TEXT BLOCK:
King's X has long been a band's band, creating music that has inspired the bands that have made it big but King's X has yet to find the commercial success they deserve. Judiciously using jaw-dropping amounts of musicianship, King's X mixes heavy grooves with melodic pop, topping it off with a layer of outstanding vocal harmonies. After a number of albums that were more like solo efforts by the individual members, Please Come Home...Mr. Bulbous is a welcome return to group writing. At their best, the band creates a kind of musical chiaroscuro with bassist Doug Pinnick's rumbling, dark grooves and pained, earthy voice contrasting with guitarist Ty Tabor's Beatlesque leanings and ethereal vocal harmonies, all held together by the outstanding drumming of Jerry Gaskill. The result is an interesting pastiche that is far greater than the sum of its parts. Overall, the album is darker than their last release, taking the energy of Dogman and adding the kind of songwriting prowess found on Gretchen Goes to Nebraska. It is obvious that a lot of thought went into reworking these songs, adding extras that make for repeated listens.
"She's Gone Away" finds Tabor singing of a missing love against a simple backdrop before slamming into a heavy chorus full of layered vocals. Gaskill appears to be writing some lyrics again, as evident on the eerie "Smudge" with such lines as "At the bottom of a box of five black markers is a buried Swedish pen" and references to Mr. Wilson from their Faith Hope Love album. "Move Me", the final track, is a soaring, epic invitation to a higher power that has the same feel as "Burning Down." Though it changes almost daily, my current favorite is "Julia." Beginning with a verse that has the same feel as a minor version of the Beatles song of the same name, the group takes the listener through a tunnel of aggressive progressive rhythms to a central bridge in 3/4 time and back again. Please remain seated for the entire ride.

Structured page parsing data:
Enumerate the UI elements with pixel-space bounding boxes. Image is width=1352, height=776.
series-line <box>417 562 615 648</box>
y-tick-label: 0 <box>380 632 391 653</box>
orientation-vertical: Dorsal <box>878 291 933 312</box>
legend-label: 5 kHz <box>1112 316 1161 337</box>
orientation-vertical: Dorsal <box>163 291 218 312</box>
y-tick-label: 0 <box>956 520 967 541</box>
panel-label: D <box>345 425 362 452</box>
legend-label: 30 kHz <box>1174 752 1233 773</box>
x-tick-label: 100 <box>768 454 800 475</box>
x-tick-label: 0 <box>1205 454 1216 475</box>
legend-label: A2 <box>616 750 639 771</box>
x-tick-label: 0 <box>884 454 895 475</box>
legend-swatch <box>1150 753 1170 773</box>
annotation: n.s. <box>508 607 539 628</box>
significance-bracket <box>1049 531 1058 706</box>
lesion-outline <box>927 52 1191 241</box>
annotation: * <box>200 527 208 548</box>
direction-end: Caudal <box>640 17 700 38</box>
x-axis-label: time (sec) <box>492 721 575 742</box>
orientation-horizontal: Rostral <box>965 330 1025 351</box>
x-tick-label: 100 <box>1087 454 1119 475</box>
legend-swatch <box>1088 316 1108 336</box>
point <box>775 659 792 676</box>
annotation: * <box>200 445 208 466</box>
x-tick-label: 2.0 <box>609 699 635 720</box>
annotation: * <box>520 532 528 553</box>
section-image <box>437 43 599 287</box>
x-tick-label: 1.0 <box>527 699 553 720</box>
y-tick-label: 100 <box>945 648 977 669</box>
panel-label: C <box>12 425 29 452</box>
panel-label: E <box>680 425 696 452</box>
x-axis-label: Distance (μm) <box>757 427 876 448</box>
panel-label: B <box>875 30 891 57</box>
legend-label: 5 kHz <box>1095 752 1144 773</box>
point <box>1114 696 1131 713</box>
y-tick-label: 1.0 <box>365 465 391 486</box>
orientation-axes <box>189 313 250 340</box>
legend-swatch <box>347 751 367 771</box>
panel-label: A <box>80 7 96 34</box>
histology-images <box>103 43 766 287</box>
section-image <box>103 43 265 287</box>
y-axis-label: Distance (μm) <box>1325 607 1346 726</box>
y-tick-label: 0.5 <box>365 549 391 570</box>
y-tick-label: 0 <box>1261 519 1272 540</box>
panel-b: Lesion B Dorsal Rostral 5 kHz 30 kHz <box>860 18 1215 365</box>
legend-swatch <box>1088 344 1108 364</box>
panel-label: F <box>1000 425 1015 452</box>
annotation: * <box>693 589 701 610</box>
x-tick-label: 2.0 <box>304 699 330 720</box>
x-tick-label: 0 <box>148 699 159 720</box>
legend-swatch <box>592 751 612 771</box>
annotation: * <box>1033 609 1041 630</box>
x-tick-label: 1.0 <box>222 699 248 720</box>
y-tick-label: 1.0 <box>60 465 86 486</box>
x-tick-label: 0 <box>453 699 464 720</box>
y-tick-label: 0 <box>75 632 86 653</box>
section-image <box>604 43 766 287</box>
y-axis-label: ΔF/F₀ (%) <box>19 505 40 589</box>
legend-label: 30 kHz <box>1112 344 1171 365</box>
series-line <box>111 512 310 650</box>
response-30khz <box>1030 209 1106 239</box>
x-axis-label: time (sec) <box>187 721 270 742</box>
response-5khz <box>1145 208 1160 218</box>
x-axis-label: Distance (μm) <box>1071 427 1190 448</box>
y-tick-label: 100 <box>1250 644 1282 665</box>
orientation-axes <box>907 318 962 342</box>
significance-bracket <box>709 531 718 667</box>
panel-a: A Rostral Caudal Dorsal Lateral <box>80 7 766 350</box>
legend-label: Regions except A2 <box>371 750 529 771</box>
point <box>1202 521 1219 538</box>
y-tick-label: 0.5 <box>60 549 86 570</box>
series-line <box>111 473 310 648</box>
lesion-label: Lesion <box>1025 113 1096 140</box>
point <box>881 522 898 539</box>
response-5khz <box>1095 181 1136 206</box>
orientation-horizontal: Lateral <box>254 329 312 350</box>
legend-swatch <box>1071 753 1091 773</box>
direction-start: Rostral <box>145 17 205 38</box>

TASK REQUIREMENTS: Go on with the King's X album review from its last sentence. You can leave the records aside.

TASK OUTPUT:
After seven studio albums, King's X is anxious to show that they still have more than their share of tricks... surprises wait around every corner and the song writing is more solid than they've produced in years. The amount of texture and depth in every song is absolutely amazing- there are no filler songs. Longtime fans will be delighted to hear this collection of songs whose strengths mirror those of the bands "classic Sam Taylor" period while the broad array of innovative songs will serve to draw new fans to this talented band that refuses to be a musical footnote.
This review first appeared in WhatzUp, May 2000.